*Written exercise*. Pull each line holding the word "Banks" from the data.

*Material for this exercise*.
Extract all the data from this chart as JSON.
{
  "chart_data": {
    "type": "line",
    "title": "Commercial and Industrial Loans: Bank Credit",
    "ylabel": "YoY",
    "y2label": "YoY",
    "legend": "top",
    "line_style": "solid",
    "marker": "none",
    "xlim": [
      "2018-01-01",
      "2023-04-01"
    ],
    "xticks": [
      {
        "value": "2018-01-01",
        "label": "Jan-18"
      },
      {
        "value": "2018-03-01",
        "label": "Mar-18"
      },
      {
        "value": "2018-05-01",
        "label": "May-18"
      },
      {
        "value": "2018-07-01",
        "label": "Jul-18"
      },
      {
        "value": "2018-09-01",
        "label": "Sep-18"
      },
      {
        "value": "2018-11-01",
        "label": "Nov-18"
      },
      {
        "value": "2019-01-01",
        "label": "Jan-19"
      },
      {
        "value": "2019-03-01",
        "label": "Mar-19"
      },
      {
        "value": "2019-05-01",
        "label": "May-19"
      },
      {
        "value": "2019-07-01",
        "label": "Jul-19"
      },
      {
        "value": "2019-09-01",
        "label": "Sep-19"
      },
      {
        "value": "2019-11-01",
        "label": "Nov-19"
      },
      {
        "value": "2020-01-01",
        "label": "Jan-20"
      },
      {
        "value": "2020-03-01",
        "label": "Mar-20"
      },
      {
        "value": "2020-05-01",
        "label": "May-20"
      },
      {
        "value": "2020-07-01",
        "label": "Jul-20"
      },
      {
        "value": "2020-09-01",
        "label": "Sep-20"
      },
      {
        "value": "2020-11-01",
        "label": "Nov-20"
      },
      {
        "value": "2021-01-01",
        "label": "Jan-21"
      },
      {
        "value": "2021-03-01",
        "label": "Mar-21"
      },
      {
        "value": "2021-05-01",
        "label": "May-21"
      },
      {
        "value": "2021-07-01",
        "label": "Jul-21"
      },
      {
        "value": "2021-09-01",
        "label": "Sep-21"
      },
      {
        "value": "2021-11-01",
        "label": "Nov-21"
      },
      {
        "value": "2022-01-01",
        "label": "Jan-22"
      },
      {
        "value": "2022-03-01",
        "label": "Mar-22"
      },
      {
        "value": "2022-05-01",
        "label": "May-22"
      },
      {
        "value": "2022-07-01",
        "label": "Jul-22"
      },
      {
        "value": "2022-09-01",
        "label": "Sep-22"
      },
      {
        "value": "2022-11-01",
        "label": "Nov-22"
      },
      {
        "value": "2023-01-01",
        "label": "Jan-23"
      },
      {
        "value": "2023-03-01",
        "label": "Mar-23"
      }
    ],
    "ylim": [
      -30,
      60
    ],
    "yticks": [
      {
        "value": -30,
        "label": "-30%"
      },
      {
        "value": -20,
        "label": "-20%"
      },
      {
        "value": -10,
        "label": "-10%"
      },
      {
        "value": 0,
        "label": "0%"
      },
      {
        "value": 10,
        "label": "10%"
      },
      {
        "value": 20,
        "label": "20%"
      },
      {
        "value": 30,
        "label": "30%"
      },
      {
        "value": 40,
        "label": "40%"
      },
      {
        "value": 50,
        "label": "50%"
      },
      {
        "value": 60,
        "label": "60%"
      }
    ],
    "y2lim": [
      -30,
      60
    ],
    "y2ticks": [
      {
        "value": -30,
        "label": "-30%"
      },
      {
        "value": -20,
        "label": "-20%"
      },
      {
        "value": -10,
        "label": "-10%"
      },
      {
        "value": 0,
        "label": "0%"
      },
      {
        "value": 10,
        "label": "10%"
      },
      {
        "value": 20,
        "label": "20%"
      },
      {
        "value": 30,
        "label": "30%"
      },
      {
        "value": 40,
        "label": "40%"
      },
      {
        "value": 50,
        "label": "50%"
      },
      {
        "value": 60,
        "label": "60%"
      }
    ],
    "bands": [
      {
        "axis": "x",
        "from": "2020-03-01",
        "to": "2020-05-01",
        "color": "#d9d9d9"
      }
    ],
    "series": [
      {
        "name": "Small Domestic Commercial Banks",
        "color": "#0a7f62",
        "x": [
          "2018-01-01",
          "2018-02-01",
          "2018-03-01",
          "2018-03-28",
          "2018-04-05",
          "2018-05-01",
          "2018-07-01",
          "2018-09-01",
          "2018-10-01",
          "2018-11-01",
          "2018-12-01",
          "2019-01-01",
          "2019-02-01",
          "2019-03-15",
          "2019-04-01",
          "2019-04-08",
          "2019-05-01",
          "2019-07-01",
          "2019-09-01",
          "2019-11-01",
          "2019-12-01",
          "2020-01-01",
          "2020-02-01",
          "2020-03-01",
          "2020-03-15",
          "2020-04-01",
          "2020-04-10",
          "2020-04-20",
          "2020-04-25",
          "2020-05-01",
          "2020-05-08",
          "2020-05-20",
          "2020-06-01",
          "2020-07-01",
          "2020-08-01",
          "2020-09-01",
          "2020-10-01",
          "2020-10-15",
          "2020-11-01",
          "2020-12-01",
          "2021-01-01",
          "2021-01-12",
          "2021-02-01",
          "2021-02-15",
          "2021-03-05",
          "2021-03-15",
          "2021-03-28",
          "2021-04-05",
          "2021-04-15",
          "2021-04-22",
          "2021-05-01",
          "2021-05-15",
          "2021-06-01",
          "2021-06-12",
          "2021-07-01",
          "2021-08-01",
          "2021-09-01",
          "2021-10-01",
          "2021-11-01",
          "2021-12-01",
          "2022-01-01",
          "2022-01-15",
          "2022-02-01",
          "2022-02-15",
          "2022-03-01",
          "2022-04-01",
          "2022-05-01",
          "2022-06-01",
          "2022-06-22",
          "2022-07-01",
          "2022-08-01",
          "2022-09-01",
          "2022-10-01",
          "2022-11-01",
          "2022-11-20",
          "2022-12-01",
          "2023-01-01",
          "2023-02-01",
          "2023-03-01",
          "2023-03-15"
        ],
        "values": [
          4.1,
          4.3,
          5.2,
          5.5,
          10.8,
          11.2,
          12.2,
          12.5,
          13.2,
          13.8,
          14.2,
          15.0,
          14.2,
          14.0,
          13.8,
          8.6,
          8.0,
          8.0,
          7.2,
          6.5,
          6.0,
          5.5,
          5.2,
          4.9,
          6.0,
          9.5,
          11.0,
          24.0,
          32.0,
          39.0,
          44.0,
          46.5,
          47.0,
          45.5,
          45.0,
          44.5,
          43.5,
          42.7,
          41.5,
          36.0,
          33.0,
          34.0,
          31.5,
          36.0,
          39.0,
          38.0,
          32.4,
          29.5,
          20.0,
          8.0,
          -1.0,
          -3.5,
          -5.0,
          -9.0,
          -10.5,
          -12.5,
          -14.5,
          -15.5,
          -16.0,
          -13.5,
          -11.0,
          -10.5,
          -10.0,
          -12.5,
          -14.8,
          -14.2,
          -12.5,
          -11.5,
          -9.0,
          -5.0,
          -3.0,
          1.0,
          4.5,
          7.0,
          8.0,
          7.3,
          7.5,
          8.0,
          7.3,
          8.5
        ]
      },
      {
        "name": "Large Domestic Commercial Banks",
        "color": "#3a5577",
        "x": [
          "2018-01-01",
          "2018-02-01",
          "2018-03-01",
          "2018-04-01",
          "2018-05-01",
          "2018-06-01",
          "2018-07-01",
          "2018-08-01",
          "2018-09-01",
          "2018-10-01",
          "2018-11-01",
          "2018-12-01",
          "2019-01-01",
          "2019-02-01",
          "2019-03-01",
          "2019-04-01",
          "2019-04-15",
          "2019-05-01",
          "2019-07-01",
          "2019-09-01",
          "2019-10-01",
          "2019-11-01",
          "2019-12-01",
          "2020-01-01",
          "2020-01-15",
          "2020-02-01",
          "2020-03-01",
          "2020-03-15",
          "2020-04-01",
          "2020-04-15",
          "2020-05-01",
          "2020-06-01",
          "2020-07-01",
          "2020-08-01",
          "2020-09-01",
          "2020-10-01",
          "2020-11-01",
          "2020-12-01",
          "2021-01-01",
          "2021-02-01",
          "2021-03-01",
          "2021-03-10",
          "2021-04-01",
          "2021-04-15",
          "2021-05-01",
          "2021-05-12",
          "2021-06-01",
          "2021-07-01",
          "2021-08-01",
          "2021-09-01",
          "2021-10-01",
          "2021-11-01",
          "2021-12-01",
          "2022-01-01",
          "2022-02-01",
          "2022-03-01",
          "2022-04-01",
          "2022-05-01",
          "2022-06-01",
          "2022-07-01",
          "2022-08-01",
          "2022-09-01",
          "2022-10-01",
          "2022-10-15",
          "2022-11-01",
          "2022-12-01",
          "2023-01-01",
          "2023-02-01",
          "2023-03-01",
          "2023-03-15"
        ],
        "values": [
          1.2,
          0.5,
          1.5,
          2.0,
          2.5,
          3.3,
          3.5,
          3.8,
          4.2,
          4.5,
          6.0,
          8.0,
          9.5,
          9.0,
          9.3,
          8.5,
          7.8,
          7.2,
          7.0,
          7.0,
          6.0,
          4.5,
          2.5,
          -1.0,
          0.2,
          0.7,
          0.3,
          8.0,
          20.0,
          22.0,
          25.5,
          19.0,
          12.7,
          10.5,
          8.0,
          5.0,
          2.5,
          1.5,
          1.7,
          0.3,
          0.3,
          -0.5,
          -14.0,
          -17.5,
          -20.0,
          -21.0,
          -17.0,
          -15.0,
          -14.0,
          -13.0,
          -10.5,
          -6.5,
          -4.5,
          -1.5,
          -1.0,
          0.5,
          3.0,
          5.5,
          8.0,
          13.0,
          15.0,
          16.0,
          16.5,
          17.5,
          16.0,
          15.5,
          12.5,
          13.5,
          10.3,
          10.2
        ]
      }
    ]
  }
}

*Result*.
        "name": "Small Domestic Commercial Banks",
        "name": "Large Domestic Commercial Banks",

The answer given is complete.